**What to produce:** Search the material below for the word "Kopernika". Copy every line that has it.

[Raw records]
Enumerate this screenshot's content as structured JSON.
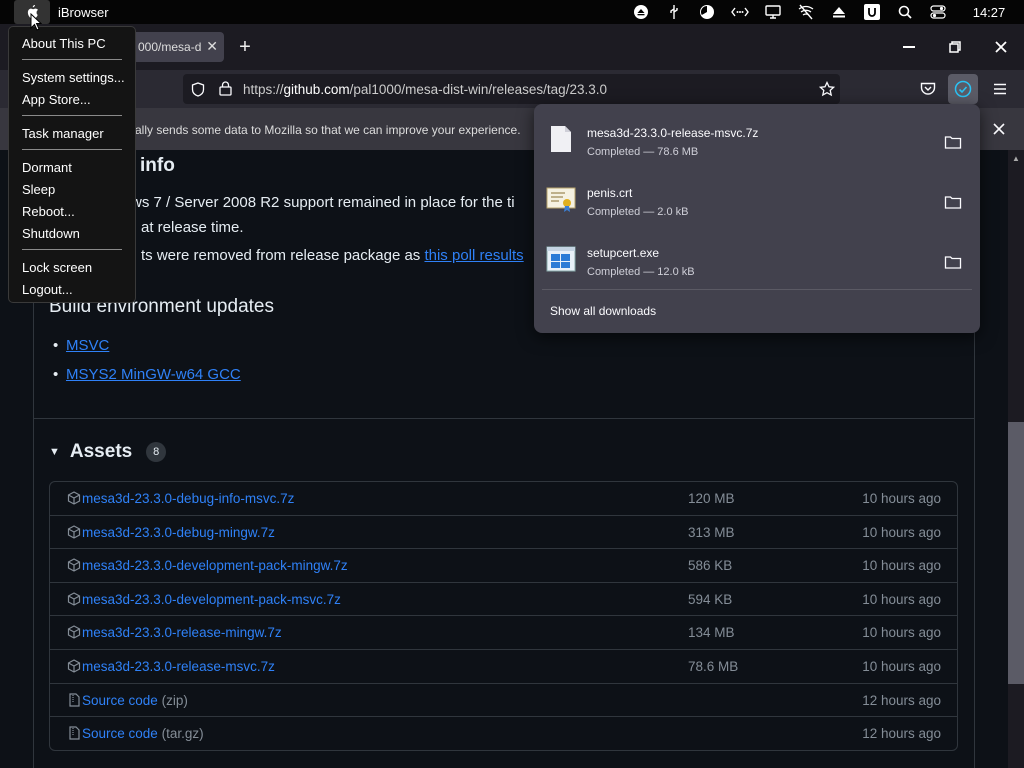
{
  "menubar": {
    "app_name": "iBrowser",
    "clock": "14:27",
    "icons": [
      "eject-icon",
      "usb-icon",
      "pie-chart-icon",
      "network-icon",
      "display-icon",
      "no-wifi-icon",
      "upload-icon",
      "u-badge-icon",
      "search-icon",
      "toggle-icon"
    ]
  },
  "apple_menu": {
    "items": [
      "About This PC",
      "System settings...",
      "App Store...",
      "Task manager",
      "Dormant",
      "Sleep",
      "Reboot...",
      "Shutdown",
      "Lock screen",
      "Logout..."
    ]
  },
  "browser": {
    "tab_title": "000/mesa-d",
    "url_prefix": "https://",
    "url_host": "github.com",
    "url_path": "/pal1000/mesa-dist-win/releases/tag/23.3.0",
    "notice_text": "ally sends some data to Mozilla so that we can improve your experience."
  },
  "downloads": {
    "items": [
      {
        "name": "mesa3d-23.3.0-release-msvc.7z",
        "status": "Completed — 78.6 MB",
        "icon": "file-icon"
      },
      {
        "name": "penis.crt",
        "status": "Completed — 2.0 kB",
        "icon": "certificate-icon"
      },
      {
        "name": "setupcert.exe",
        "status": "Completed — 12.0 kB",
        "icon": "exe-icon"
      }
    ],
    "show_all": "Show all downloads"
  },
  "content": {
    "info_heading": "info",
    "line1": "ws 7 / Server 2008 R2 support remained in place for the ti",
    "line2": "at release time.",
    "line3": "ts were removed from release package as",
    "line3_link": "this poll results",
    "build_heading": "Build environment updates",
    "bullets": [
      "MSVC",
      "MSYS2 MinGW-w64 GCC"
    ],
    "assets_heading": "Assets",
    "assets_count": "8",
    "assets": [
      {
        "name": "mesa3d-23.3.0-debug-info-msvc.7z",
        "size": "120 MB",
        "time": "10 hours ago"
      },
      {
        "name": "mesa3d-23.3.0-debug-mingw.7z",
        "size": "313 MB",
        "time": "10 hours ago"
      },
      {
        "name": "mesa3d-23.3.0-development-pack-mingw.7z",
        "size": "586 KB",
        "time": "10 hours ago"
      },
      {
        "name": "mesa3d-23.3.0-development-pack-msvc.7z",
        "size": "594 KB",
        "time": "10 hours ago"
      },
      {
        "name": "mesa3d-23.3.0-release-mingw.7z",
        "size": "134 MB",
        "time": "10 hours ago"
      },
      {
        "name": "mesa3d-23.3.0-release-msvc.7z",
        "size": "78.6 MB",
        "time": "10 hours ago"
      },
      {
        "name": "Source code",
        "suffix": "(zip)",
        "size": "",
        "time": "12 hours ago"
      },
      {
        "name": "Source code",
        "suffix": "(tar.gz)",
        "size": "",
        "time": "12 hours ago"
      }
    ]
  }
}
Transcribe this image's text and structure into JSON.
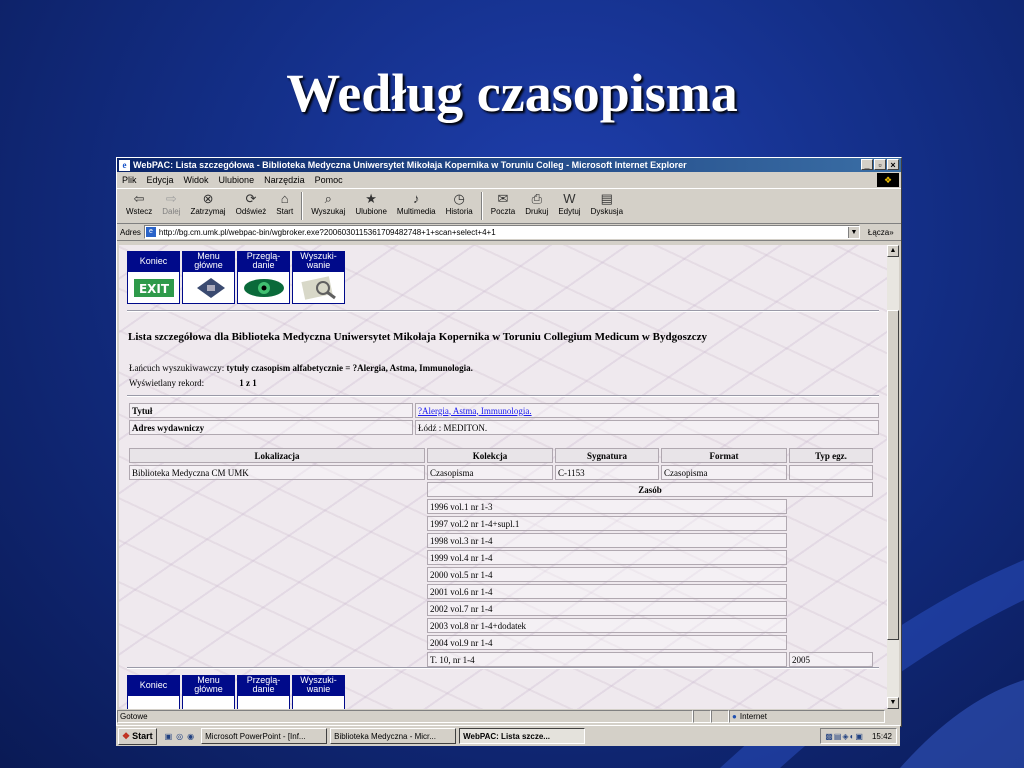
{
  "slide": {
    "title": "Według czasopisma"
  },
  "window": {
    "title": "WebPAC: Lista szczegółowa - Biblioteka Medyczna Uniwersytet Mikołaja Kopernika w Toruniu Colleg - Microsoft Internet Explorer",
    "controls": {
      "minimize": "_",
      "maximize": "▫",
      "close": "×"
    }
  },
  "menu": [
    "Plik",
    "Edycja",
    "Widok",
    "Ulubione",
    "Narzędzia",
    "Pomoc"
  ],
  "toolbar": [
    {
      "label": "Wstecz",
      "icon": "back-arrow-icon",
      "glyph": "⇦"
    },
    {
      "label": "Dalej",
      "icon": "forward-arrow-icon",
      "glyph": "⇨"
    },
    {
      "label": "Zatrzymaj",
      "icon": "stop-icon",
      "glyph": "⊗"
    },
    {
      "label": "Odśwież",
      "icon": "refresh-icon",
      "glyph": "⟳"
    },
    {
      "label": "Start",
      "icon": "home-icon",
      "glyph": "⌂"
    },
    {
      "label": "Wyszukaj",
      "icon": "search-icon",
      "glyph": "⌕"
    },
    {
      "label": "Ulubione",
      "icon": "favorites-icon",
      "glyph": "★"
    },
    {
      "label": "Multimedia",
      "icon": "multimedia-icon",
      "glyph": "♪"
    },
    {
      "label": "Historia",
      "icon": "history-icon",
      "glyph": "◷"
    },
    {
      "label": "Poczta",
      "icon": "mail-icon",
      "glyph": "✉"
    },
    {
      "label": "Drukuj",
      "icon": "print-icon",
      "glyph": "⎙"
    },
    {
      "label": "Edytuj",
      "icon": "edit-icon",
      "glyph": "W"
    },
    {
      "label": "Dyskusja",
      "icon": "discuss-icon",
      "glyph": "▤"
    }
  ],
  "address": {
    "label": "Adres",
    "url": "http://bg.cm.umk.pl/webpac-bin/wgbroker.exe?20060301153617094827​48+1+scan+select+4+1",
    "links_label": "Łącza",
    "links_more": "»"
  },
  "nav_buttons": [
    {
      "label": "Koniec",
      "icon": "exit-icon"
    },
    {
      "label": "Menu\ngłówne",
      "icon": "menu-icon"
    },
    {
      "label": "Przeglą-\ndanie",
      "icon": "eye-icon"
    },
    {
      "label": "Wyszuki-\nwanie",
      "icon": "search-magnifier-icon"
    }
  ],
  "content": {
    "heading": "Lista szczegółowa dla Biblioteka Medyczna Uniwersytet Mikołaja Kopernika w Toruniu Collegium Medicum w Bydgoszczy",
    "chain_label": "Łańcuch wyszukiwawczy:",
    "chain_value": "tytuły czasopism alfabetycznie = ?Alergia, Astma, Immunologia.",
    "record_label": "Wyświetlany rekord:",
    "record_value": "1 z 1",
    "details": [
      {
        "key": "Tytuł",
        "value": "?Alergia, Astma, Immunologia.",
        "link": true
      },
      {
        "key": "Adres wydawniczy",
        "value": "Łódź : MEDITON.",
        "link": false
      }
    ],
    "holdings_headers": [
      "Lokalizacja",
      "Kolekcja",
      "Sygnatura",
      "Format",
      "Typ egz."
    ],
    "holdings_row": [
      "Biblioteka Medyczna CM UMK",
      "Czasopisma",
      "C-1153",
      "Czasopisma",
      ""
    ],
    "zasob_label": "Zasób",
    "zasob": [
      "1996 vol.1 nr 1-3",
      "1997 vol.2 nr 1-4+supl.1",
      "1998 vol.3 nr 1-4",
      "1999 vol.4 nr 1-4",
      "2000 vol.5 nr 1-4",
      "2001 vol.6 nr 1-4",
      "2002 vol.7 nr 1-4",
      "2003 vol.8 nr 1-4+dodatek",
      "2004 vol.9 nr 1-4",
      "T. 10, nr 1-4"
    ],
    "last_year": "2005"
  },
  "statusbar": {
    "text": "Gotowe",
    "zone": "Internet"
  },
  "taskbar": {
    "start": "Start",
    "tasks": [
      "Microsoft PowerPoint - [Inf...",
      "Biblioteka Medyczna - Micr...",
      "WebPAC: Lista szcze..."
    ],
    "clock": "15:42"
  }
}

**Solution:**
    "title": "WebPAC: Lista szczegółowa - Biblioteka Medyczna Uniwersytet Mikołaja Kopernika w Toruniu Colleg - Microsoft Internet Explorer",
    "heading": "Lista szczegółowa dla Biblioteka Medyczna Uniwersytet Mikołaja Kopernika w Toruniu Collegium Medicum w Bydgoszczy",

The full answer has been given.